Records from a dataset

-----

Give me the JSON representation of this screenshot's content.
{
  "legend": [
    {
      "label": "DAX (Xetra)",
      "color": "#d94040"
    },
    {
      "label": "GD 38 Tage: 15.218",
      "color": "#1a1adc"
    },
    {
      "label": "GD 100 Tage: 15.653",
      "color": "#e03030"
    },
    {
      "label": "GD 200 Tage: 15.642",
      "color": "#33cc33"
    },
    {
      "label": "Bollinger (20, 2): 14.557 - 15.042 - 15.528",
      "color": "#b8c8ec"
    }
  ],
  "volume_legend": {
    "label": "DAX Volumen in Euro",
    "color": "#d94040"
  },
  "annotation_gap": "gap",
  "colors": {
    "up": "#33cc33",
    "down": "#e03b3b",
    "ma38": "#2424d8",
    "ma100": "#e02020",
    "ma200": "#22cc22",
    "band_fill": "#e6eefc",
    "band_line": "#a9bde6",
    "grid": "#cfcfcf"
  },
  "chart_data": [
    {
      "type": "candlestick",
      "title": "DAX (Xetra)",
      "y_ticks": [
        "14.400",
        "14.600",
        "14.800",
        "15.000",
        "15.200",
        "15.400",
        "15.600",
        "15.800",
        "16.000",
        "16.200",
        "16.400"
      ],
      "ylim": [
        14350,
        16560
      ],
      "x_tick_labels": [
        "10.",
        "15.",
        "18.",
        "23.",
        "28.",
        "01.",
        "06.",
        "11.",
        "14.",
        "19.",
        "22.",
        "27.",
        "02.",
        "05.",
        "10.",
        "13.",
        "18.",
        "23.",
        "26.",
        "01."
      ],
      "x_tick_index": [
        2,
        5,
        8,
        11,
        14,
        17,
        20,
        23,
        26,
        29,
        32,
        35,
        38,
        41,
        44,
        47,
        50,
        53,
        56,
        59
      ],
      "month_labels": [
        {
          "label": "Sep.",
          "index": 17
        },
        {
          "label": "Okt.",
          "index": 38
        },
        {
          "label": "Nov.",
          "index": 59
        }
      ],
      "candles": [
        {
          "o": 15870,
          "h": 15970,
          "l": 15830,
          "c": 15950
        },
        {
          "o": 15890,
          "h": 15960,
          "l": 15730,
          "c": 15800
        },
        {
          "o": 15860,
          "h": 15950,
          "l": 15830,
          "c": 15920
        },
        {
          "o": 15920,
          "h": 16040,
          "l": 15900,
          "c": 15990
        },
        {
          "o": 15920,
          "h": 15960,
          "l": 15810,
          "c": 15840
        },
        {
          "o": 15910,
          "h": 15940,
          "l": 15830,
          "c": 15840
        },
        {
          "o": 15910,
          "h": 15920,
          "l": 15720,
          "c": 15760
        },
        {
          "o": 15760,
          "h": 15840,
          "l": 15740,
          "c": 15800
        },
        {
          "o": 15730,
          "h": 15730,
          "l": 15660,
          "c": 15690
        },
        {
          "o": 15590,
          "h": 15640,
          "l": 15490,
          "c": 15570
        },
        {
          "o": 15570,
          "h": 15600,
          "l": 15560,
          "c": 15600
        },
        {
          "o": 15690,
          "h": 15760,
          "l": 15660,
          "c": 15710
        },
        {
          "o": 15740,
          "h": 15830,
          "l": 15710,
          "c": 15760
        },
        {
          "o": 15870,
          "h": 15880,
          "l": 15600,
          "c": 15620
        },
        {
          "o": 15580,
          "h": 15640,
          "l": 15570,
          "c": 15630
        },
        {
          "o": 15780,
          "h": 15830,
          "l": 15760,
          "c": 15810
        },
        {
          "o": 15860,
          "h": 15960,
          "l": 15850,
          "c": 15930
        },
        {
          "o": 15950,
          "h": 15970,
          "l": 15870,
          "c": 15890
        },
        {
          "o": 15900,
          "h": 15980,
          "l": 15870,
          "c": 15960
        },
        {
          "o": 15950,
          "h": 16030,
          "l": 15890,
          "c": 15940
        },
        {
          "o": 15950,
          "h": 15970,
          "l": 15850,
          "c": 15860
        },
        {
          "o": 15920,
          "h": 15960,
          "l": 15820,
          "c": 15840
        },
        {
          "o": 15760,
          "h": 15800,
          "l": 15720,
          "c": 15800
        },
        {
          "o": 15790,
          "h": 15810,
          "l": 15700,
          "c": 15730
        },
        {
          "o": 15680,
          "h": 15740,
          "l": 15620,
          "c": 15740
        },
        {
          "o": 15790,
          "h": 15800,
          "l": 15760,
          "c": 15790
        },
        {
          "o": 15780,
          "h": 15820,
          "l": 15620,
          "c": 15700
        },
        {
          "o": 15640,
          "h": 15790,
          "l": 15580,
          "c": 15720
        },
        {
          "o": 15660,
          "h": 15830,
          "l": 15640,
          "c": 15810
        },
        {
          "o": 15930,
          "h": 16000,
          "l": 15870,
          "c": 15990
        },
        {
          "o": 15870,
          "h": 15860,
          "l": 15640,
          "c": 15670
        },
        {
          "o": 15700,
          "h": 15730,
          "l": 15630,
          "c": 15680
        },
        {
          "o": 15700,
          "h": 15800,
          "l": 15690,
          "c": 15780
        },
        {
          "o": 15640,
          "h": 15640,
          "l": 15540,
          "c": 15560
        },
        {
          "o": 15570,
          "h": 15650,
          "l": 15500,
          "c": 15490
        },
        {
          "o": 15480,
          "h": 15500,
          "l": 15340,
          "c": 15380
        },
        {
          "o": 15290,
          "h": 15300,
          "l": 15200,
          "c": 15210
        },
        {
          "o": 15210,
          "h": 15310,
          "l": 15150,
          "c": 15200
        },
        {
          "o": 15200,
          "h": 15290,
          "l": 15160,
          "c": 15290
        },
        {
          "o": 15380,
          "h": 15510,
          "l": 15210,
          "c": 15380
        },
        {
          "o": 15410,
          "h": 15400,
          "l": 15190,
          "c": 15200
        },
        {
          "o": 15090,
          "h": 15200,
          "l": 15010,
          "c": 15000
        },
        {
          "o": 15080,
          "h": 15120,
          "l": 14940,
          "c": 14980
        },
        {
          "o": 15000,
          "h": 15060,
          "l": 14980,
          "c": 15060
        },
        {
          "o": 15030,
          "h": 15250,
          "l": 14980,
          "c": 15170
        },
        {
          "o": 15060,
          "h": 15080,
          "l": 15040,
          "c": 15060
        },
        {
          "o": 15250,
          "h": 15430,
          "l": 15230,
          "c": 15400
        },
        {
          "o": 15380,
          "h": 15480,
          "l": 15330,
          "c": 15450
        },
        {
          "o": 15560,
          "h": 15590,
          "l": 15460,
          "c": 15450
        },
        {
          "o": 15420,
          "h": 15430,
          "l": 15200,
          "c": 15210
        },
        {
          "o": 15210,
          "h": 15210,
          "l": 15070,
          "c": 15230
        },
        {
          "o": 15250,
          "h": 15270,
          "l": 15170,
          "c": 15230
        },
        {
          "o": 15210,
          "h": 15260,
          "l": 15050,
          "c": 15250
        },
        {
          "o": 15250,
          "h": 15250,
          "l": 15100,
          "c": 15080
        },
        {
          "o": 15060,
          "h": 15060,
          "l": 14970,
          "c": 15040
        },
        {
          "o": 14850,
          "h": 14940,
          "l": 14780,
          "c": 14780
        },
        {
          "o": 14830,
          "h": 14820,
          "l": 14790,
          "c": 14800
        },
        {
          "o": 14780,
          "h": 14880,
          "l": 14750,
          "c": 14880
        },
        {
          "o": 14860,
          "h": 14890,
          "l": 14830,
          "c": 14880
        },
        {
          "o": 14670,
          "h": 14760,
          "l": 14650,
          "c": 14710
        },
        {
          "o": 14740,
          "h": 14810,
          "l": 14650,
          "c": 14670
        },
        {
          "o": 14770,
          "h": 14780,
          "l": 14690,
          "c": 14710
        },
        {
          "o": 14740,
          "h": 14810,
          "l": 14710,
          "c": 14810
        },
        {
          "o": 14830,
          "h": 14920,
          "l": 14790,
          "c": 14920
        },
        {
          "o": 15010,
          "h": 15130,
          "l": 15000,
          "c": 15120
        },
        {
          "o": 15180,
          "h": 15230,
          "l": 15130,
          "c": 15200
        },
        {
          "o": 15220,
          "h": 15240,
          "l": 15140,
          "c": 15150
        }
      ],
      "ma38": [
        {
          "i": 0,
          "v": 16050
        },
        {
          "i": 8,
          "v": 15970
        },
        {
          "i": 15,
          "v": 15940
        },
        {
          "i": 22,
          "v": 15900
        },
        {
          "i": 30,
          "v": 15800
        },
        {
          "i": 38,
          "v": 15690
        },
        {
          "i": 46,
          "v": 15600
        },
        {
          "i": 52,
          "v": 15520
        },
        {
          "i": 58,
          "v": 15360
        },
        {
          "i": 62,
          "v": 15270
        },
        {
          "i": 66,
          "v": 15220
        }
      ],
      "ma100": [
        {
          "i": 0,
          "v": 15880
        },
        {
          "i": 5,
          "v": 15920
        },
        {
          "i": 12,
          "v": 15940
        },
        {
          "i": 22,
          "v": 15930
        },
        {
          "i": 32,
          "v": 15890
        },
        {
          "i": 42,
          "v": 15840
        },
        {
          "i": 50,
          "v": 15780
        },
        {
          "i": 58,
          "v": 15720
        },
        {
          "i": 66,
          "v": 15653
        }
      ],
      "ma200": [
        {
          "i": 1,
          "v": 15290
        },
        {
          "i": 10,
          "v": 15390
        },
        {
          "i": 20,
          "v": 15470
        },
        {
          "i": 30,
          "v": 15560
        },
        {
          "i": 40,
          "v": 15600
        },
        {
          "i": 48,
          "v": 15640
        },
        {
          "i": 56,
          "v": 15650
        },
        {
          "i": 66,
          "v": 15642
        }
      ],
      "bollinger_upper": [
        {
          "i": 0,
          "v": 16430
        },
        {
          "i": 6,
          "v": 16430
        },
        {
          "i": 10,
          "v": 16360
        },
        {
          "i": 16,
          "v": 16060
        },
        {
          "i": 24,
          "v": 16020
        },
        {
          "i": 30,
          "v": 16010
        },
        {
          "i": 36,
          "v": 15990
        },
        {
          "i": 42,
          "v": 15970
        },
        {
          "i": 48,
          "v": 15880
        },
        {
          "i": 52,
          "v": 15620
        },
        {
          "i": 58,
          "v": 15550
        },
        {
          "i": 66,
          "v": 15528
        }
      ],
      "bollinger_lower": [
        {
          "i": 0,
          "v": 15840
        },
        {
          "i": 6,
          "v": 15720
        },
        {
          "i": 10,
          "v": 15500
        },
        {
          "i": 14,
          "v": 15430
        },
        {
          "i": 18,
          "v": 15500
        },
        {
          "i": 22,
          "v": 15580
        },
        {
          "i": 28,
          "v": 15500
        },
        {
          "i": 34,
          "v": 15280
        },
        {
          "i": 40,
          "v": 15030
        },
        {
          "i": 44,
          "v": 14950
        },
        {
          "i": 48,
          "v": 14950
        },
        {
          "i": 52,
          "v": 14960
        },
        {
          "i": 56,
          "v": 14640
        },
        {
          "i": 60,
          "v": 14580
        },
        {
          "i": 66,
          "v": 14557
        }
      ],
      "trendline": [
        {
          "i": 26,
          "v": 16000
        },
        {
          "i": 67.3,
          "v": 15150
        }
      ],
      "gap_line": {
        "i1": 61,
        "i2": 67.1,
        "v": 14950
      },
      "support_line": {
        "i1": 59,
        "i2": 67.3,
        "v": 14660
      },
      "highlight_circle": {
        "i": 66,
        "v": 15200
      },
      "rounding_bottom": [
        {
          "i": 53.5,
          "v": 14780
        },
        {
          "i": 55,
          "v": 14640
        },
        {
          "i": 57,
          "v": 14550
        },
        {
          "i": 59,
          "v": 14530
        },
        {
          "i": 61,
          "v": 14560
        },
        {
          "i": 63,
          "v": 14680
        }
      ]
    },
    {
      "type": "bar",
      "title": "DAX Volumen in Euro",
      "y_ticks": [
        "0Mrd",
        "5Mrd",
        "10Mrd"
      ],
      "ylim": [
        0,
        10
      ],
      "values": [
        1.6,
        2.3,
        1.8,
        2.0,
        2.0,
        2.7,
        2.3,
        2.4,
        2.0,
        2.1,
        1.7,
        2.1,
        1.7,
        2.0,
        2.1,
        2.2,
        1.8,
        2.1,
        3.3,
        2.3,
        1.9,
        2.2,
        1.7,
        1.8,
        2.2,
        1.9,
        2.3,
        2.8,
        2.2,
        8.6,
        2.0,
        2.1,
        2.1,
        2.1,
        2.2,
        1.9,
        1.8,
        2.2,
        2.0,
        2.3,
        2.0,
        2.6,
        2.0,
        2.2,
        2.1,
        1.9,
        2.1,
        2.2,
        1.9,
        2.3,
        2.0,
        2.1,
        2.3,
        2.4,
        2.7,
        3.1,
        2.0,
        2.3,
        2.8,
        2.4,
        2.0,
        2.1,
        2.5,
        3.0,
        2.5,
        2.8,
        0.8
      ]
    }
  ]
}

-----

Problem to work on
Go through the listing above and return every line where the word "title" occurs.

Result of the exercise
      "title": "DAX (Xetra)",
      "title": "DAX Volumen in Euro",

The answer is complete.